◆ What the exercise asks: Output all lines exactly.

◆ Extracted records:
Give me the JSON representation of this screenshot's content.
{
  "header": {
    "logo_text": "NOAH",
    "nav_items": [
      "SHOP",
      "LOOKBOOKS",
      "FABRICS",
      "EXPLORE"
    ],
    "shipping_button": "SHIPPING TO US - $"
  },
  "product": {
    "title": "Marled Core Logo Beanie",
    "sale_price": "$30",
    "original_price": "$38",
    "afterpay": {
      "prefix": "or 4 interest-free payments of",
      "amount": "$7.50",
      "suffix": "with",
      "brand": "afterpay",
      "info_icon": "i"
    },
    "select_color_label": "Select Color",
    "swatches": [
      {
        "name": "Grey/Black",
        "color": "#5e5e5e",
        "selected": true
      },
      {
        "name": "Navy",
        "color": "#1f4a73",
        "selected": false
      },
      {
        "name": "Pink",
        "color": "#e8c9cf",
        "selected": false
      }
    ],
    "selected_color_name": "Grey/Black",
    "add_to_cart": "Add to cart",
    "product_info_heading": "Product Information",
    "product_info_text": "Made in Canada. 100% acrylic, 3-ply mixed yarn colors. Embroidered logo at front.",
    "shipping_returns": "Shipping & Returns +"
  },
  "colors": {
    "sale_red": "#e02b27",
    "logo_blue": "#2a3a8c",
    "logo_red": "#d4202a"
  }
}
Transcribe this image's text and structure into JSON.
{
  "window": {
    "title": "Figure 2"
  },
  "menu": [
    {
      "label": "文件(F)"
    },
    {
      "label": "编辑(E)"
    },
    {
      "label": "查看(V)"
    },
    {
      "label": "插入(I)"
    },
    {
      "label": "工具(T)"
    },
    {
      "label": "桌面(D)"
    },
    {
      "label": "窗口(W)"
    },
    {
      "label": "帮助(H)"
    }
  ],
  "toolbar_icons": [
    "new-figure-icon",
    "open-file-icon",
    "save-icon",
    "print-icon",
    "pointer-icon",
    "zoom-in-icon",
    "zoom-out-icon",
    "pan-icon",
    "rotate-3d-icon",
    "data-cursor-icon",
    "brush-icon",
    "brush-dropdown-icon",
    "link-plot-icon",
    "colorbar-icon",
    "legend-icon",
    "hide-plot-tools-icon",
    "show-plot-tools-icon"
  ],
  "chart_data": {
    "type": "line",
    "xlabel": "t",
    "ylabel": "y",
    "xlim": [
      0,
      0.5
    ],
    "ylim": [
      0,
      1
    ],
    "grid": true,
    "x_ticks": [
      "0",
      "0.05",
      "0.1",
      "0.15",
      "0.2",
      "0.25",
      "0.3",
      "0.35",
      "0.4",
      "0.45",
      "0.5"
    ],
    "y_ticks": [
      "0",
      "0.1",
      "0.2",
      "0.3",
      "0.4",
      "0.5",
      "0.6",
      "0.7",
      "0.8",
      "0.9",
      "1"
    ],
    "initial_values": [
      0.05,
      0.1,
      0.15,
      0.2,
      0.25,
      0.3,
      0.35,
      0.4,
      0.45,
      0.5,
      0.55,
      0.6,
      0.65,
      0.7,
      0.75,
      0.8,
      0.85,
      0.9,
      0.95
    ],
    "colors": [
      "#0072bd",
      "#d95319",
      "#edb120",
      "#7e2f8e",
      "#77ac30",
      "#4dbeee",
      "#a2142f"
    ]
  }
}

◆ Exercise output:
Give me the JSON representation of this screenshot's content.
{
  "header": {
    "logo_text": "NOAH",
    "nav_items": [
      "SHOP",
      "LOOKBOOKS",
      "FABRICS",
      "EXPLORE"
    ],
    "shipping_button": "SHIPPING TO US - $"
  },
  "product": {
    "title": "Marled Core Logo Beanie",
    "sale_price": "$30",
    "original_price": "$38",
    "afterpay": {
      "prefix": "or 4 interest-free payments of",
      "amount": "$7.50",
      "suffix": "with",
      "brand": "afterpay",
      "info_icon": "i"
    },
    "select_color_label": "Select Color",
    "swatches": [
      {
        "name": "Grey/Black",
        "color": "#5e5e5e",
        "selected": true
      },
      {
        "name": "Navy",
        "color": "#1f4a73",
        "selected": false
      },
      {
        "name": "Pink",
        "color": "#e8c9cf",
        "selected": false
      }
    ],
    "selected_color_name": "Grey/Black",
    "add_to_cart": "Add to cart",
    "product_info_heading": "Product Information",
    "product_info_text": "Made in Canada. 100% acrylic, 3-ply mixed yarn colors. Embroidered logo at front.",
    "shipping_returns": "Shipping & Returns +"
  },
  "colors": {
    "sale_red": "#e02b27",
    "logo_blue": "#2a3a8c",
    "logo_red": "#d4202a"
  }
}
Transcribe this image's text and structure into JSON.
{
  "window": {
    "title": "Figure 2"
  },
  "menu": [
    {
      "label": "文件(F)"
    },
    {
      "label": "编辑(E)"
    },
    {
      "label": "查看(V)"
    },
    {
      "label": "插入(I)"
    },
    {
      "label": "工具(T)"
    },
    {
      "label": "桌面(D)"
    },
    {
      "label": "窗口(W)"
    },
    {
      "label": "帮助(H)"
    }
  ],
  "toolbar_icons": [
    "new-figure-icon",
    "open-file-icon",
    "save-icon",
    "print-icon",
    "pointer-icon",
    "zoom-in-icon",
    "zoom-out-icon",
    "pan-icon",
    "rotate-3d-icon",
    "data-cursor-icon",
    "brush-icon",
    "brush-dropdown-icon",
    "link-plot-icon",
    "colorbar-icon",
    "legend-icon",
    "hide-plot-tools-icon",
    "show-plot-tools-icon"
  ],
  "chart_data": {
    "type": "line",
    "xlabel": "t",
    "ylabel": "y",
    "xlim": [
      0,
      0.5
    ],
    "ylim": [
      0,
      1
    ],
    "grid": true,
    "x_ticks": [
      "0",
      "0.05",
      "0.1",
      "0.15",
      "0.2",
      "0.25",
      "0.3",
      "0.35",
      "0.4",
      "0.45",
      "0.5"
    ],
    "y_ticks": [
      "0",
      "0.1",
      "0.2",
      "0.3",
      "0.4",
      "0.5",
      "0.6",
      "0.7",
      "0.8",
      "0.9",
      "1"
    ],
    "initial_values": [
      0.05,
      0.1,
      0.15,
      0.2,
      0.25,
      0.3,
      0.35,
      0.4,
      0.45,
      0.5,
      0.55,
      0.6,
      0.65,
      0.7,
      0.75,
      0.8,
      0.85,
      0.9,
      0.95
    ],
    "colors": [
      "#0072bd",
      "#d95319",
      "#edb120",
      "#7e2f8e",
      "#77ac30",
      "#4dbeee",
      "#a2142f"
    ]
  }
}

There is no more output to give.